## Aim
Determine the number of lines in these entries that hold the word "label". Give the number and nothing more.

START

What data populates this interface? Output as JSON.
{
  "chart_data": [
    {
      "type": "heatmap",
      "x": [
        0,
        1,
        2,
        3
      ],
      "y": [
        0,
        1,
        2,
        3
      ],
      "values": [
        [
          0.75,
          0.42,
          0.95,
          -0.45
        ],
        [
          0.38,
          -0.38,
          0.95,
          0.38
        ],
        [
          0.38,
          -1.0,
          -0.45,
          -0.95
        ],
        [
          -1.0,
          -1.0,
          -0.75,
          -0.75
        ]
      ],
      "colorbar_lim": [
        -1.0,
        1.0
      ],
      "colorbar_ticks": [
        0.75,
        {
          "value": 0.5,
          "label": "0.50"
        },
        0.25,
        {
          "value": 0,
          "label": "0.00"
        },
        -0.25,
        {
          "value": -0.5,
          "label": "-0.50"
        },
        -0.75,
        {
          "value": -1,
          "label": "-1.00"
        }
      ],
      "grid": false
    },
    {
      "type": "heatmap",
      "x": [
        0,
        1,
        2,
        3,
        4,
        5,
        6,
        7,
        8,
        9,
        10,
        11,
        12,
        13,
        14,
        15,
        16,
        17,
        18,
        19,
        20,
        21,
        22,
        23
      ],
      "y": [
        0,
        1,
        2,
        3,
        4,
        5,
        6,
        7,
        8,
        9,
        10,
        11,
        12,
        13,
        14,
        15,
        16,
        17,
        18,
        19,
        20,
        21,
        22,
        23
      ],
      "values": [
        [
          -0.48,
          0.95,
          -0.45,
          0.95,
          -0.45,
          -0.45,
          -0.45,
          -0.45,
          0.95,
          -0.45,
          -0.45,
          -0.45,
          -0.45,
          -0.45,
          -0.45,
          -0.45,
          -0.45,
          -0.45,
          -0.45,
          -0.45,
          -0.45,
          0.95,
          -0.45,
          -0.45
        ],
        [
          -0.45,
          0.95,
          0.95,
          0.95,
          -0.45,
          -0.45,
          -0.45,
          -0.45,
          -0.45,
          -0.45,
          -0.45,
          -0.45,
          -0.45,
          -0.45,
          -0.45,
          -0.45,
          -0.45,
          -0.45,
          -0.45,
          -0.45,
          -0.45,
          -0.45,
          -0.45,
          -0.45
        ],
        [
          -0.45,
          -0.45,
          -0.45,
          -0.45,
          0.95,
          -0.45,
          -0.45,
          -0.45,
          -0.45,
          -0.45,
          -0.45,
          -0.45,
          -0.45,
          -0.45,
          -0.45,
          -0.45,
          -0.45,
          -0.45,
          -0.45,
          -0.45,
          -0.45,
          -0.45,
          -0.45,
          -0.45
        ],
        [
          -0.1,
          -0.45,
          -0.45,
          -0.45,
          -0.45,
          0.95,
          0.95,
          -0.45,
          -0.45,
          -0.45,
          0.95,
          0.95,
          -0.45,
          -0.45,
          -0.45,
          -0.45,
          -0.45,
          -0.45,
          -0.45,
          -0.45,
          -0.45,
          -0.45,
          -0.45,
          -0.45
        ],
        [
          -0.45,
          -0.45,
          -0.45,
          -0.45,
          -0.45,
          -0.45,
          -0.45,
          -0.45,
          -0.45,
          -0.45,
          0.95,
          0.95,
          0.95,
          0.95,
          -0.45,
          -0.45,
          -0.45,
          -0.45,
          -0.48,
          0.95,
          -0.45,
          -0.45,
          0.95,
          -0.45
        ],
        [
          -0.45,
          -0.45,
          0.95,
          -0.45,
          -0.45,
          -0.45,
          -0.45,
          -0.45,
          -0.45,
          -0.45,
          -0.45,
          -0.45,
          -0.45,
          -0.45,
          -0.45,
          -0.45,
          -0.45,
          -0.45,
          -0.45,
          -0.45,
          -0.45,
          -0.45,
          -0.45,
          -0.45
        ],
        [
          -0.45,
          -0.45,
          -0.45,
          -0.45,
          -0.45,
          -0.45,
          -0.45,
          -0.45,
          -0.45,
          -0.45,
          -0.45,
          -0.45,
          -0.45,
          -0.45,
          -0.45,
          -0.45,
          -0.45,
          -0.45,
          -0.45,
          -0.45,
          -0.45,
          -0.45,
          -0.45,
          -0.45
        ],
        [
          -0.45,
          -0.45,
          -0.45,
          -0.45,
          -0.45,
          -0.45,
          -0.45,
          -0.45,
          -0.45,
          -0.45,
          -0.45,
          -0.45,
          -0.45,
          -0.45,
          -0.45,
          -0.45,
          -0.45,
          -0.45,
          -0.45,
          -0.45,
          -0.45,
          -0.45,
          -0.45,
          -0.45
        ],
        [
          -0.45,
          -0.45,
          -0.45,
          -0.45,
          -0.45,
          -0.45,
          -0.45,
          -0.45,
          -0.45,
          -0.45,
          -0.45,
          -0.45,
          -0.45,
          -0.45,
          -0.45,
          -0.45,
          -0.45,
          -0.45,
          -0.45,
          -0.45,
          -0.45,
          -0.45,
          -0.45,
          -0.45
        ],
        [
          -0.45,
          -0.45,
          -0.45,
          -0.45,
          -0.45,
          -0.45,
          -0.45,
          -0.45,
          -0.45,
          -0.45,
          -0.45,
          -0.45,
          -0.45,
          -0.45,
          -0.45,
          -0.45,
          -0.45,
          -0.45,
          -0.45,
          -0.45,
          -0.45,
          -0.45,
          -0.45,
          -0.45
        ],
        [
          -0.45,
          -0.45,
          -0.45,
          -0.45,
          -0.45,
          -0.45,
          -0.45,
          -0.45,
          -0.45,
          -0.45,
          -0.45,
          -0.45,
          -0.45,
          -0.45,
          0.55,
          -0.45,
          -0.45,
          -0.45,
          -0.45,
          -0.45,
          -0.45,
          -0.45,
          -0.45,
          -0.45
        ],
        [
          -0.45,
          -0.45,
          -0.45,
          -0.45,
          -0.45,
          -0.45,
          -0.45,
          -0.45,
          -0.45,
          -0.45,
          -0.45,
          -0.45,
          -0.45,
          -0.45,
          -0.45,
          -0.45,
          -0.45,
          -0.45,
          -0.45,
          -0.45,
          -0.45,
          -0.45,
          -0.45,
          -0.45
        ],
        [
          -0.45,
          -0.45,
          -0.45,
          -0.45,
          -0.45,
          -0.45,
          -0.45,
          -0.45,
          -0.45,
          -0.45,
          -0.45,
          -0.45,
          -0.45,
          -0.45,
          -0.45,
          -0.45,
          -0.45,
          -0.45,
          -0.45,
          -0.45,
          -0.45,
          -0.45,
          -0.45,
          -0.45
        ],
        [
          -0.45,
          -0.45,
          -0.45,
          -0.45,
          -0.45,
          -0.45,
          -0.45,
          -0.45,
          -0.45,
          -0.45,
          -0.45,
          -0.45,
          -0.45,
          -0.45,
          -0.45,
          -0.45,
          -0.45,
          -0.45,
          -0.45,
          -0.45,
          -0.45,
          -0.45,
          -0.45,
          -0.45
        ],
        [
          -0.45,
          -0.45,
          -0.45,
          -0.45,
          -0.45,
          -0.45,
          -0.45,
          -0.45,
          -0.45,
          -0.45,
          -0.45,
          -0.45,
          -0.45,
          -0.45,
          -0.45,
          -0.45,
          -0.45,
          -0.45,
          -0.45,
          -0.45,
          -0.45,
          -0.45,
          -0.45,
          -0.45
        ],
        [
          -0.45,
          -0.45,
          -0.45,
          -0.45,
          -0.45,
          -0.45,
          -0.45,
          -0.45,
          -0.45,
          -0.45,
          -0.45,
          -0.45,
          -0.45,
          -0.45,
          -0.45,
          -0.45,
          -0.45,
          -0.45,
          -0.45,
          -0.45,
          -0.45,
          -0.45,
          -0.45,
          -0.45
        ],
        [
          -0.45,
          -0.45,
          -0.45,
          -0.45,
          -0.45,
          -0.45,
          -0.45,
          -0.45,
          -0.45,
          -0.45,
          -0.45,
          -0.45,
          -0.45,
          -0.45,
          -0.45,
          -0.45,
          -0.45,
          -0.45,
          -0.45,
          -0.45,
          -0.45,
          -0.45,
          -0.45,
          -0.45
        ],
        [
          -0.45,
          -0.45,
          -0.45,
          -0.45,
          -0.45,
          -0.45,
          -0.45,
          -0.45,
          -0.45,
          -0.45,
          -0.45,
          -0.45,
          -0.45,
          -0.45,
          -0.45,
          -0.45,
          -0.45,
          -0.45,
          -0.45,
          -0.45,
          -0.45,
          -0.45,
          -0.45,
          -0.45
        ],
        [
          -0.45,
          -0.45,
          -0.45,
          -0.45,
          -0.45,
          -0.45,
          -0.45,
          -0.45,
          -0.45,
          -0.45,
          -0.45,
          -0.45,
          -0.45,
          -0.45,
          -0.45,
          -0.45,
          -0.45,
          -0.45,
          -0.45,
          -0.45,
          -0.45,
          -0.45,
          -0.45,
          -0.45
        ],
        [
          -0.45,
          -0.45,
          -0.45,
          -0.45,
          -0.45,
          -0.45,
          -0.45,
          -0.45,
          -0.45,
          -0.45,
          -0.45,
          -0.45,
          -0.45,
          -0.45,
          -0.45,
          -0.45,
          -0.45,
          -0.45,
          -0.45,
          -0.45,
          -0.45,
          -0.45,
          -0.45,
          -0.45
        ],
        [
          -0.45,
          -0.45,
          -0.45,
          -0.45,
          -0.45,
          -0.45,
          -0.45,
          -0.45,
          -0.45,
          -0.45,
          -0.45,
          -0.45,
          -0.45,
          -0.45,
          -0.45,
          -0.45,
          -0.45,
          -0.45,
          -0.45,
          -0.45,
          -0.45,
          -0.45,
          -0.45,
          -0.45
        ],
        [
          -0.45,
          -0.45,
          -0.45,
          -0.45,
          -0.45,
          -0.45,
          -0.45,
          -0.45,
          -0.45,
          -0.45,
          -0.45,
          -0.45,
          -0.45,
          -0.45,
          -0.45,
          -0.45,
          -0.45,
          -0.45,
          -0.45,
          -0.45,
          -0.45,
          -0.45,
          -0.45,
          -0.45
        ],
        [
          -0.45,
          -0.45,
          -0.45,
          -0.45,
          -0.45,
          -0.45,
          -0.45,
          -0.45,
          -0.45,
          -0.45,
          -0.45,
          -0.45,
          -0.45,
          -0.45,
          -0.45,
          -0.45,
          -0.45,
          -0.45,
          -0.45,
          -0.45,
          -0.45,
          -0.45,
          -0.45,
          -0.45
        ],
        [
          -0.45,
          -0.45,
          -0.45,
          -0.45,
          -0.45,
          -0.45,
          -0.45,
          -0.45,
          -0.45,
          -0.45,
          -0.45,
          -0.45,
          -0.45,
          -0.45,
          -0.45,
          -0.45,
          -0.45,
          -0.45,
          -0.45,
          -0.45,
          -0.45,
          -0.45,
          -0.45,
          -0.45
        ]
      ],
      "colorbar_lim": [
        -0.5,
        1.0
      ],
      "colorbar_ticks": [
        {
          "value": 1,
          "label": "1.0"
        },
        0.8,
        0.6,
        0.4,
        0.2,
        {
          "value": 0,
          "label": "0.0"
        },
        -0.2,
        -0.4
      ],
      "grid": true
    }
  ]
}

END

## Final answer
6